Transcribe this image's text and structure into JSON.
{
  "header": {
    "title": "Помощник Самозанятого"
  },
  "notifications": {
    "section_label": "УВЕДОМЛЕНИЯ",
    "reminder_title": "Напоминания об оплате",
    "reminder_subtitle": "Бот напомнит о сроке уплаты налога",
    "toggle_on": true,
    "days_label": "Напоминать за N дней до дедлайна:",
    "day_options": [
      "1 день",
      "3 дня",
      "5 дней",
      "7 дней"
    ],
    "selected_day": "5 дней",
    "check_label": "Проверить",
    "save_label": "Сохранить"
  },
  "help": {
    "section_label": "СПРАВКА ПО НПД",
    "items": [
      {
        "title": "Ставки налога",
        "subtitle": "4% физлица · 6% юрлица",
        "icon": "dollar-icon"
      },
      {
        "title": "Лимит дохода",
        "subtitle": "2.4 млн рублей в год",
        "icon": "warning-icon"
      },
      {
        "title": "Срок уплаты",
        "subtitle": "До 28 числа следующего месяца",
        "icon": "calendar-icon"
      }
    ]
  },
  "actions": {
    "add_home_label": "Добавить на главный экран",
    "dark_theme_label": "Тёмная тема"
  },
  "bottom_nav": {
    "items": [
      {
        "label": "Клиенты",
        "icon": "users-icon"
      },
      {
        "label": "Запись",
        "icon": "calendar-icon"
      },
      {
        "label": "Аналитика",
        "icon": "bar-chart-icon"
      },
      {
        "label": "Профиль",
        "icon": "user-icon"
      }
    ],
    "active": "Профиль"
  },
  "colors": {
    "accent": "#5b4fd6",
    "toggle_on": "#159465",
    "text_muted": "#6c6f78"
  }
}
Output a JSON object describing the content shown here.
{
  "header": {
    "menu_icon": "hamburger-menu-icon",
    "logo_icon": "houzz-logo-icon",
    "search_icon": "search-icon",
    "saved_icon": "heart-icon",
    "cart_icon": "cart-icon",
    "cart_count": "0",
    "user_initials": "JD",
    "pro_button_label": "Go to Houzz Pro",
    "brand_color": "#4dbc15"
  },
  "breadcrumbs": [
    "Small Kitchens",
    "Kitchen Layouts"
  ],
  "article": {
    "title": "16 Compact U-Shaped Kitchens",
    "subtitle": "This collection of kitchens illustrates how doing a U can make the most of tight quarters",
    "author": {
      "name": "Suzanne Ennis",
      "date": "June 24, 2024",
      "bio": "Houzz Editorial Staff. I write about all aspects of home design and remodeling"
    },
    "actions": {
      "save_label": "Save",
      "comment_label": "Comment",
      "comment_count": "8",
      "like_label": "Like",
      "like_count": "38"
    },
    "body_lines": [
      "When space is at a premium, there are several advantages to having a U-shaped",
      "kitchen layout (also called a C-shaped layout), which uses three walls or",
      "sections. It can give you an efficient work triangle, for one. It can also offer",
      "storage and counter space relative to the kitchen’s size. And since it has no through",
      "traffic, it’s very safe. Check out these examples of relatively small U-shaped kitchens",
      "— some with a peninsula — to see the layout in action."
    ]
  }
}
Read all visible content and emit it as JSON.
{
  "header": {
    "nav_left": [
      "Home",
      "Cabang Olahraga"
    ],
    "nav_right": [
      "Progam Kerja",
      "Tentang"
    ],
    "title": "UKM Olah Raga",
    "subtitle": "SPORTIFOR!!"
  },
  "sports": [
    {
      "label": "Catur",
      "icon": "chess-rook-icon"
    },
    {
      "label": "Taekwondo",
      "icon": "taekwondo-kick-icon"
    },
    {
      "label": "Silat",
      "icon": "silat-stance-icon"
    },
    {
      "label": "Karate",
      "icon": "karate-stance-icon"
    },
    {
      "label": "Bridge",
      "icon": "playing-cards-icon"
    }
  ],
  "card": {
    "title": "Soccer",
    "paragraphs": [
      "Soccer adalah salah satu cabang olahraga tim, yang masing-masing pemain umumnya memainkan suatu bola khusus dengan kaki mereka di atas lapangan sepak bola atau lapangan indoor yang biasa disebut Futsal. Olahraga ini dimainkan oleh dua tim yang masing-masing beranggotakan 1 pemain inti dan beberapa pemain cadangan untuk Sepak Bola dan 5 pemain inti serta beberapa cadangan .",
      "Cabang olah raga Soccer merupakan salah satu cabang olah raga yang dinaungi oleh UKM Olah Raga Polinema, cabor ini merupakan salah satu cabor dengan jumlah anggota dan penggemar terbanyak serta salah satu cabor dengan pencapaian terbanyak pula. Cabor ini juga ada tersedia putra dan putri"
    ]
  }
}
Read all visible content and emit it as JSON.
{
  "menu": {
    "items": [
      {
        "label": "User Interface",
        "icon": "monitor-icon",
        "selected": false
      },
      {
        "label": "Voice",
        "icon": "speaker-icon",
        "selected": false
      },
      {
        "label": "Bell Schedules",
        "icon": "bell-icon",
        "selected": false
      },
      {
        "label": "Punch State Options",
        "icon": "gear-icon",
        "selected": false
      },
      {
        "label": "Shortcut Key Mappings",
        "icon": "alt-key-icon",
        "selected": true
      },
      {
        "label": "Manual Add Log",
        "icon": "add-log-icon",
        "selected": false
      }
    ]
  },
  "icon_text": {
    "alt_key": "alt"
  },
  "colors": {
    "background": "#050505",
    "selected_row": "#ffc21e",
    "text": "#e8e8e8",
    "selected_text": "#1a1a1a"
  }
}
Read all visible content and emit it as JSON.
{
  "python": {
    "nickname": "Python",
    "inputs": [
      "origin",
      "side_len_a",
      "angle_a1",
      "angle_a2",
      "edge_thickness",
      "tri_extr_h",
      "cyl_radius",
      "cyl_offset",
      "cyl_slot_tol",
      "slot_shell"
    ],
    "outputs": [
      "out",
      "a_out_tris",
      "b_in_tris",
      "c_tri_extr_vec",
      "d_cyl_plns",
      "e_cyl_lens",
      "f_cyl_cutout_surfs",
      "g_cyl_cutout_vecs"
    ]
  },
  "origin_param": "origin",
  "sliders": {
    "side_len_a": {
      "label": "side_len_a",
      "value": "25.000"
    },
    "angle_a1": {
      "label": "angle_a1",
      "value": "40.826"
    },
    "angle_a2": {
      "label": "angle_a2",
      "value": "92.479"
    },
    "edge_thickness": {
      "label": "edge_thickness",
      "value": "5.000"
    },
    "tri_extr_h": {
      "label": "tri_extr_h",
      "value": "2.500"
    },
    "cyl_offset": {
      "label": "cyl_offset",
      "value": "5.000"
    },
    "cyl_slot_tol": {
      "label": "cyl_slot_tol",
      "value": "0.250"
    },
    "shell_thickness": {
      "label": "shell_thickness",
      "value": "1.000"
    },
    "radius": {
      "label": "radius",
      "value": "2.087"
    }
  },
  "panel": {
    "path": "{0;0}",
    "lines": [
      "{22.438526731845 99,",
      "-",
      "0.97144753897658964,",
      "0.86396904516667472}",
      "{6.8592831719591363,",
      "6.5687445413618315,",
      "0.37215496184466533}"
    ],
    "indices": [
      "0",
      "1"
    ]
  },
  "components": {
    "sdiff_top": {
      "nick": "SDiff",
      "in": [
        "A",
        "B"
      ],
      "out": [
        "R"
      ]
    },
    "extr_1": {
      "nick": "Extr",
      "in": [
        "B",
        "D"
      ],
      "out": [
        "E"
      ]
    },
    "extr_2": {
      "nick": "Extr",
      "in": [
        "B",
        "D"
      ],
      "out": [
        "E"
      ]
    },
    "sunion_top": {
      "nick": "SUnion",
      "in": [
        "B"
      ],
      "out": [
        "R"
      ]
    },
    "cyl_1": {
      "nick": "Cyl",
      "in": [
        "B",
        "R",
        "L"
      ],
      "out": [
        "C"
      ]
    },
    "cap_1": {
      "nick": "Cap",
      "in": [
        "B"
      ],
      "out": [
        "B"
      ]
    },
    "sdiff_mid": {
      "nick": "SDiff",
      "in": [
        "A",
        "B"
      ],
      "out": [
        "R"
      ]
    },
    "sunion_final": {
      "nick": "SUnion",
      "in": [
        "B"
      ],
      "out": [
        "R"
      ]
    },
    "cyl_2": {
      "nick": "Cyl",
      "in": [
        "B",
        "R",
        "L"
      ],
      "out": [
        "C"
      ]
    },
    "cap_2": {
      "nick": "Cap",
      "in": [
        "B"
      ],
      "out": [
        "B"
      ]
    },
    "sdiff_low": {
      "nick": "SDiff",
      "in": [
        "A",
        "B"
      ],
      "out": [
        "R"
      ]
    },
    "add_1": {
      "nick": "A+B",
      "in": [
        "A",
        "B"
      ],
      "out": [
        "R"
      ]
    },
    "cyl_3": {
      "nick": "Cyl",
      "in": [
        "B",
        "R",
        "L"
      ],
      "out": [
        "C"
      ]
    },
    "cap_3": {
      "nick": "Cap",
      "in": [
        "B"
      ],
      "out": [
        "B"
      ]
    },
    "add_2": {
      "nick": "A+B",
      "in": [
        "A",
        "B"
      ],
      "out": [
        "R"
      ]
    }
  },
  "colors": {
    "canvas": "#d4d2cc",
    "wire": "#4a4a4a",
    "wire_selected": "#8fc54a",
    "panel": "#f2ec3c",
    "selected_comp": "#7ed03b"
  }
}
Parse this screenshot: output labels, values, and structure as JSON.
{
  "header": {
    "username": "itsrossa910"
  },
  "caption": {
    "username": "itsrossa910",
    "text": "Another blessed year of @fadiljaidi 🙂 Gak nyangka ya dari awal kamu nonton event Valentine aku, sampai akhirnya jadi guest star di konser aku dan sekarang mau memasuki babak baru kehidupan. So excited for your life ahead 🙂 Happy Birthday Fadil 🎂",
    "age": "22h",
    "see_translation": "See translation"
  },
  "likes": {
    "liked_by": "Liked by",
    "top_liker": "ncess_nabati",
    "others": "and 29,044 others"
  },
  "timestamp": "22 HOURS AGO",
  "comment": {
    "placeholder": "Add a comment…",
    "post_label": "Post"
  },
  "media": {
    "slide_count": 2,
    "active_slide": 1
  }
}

### [Goal of the exercise]
Extract, exactly, the lines above that begin at the line containing "Parse this screenshot: output" and end at the final line of the records; add no other text.

### [Exercise solution]
Parse this screenshot: output labels, values, and structure as JSON.
{
  "header": {
    "username": "itsrossa910"
  },
  "caption": {
    "username": "itsrossa910",
    "text": "Another blessed year of @fadiljaidi 🙂 Gak nyangka ya dari awal kamu nonton event Valentine aku, sampai akhirnya jadi guest star di konser aku dan sekarang mau memasuki babak baru kehidupan. So excited for your life ahead 🙂 Happy Birthday Fadil 🎂",
    "age": "22h",
    "see_translation": "See translation"
  },
  "likes": {
    "liked_by": "Liked by",
    "top_liker": "ncess_nabati",
    "others": "and 29,044 others"
  },
  "timestamp": "22 HOURS AGO",
  "comment": {
    "placeholder": "Add a comment…",
    "post_label": "Post"
  },
  "media": {
    "slide_count": 2,
    "active_slide": 1
  }
}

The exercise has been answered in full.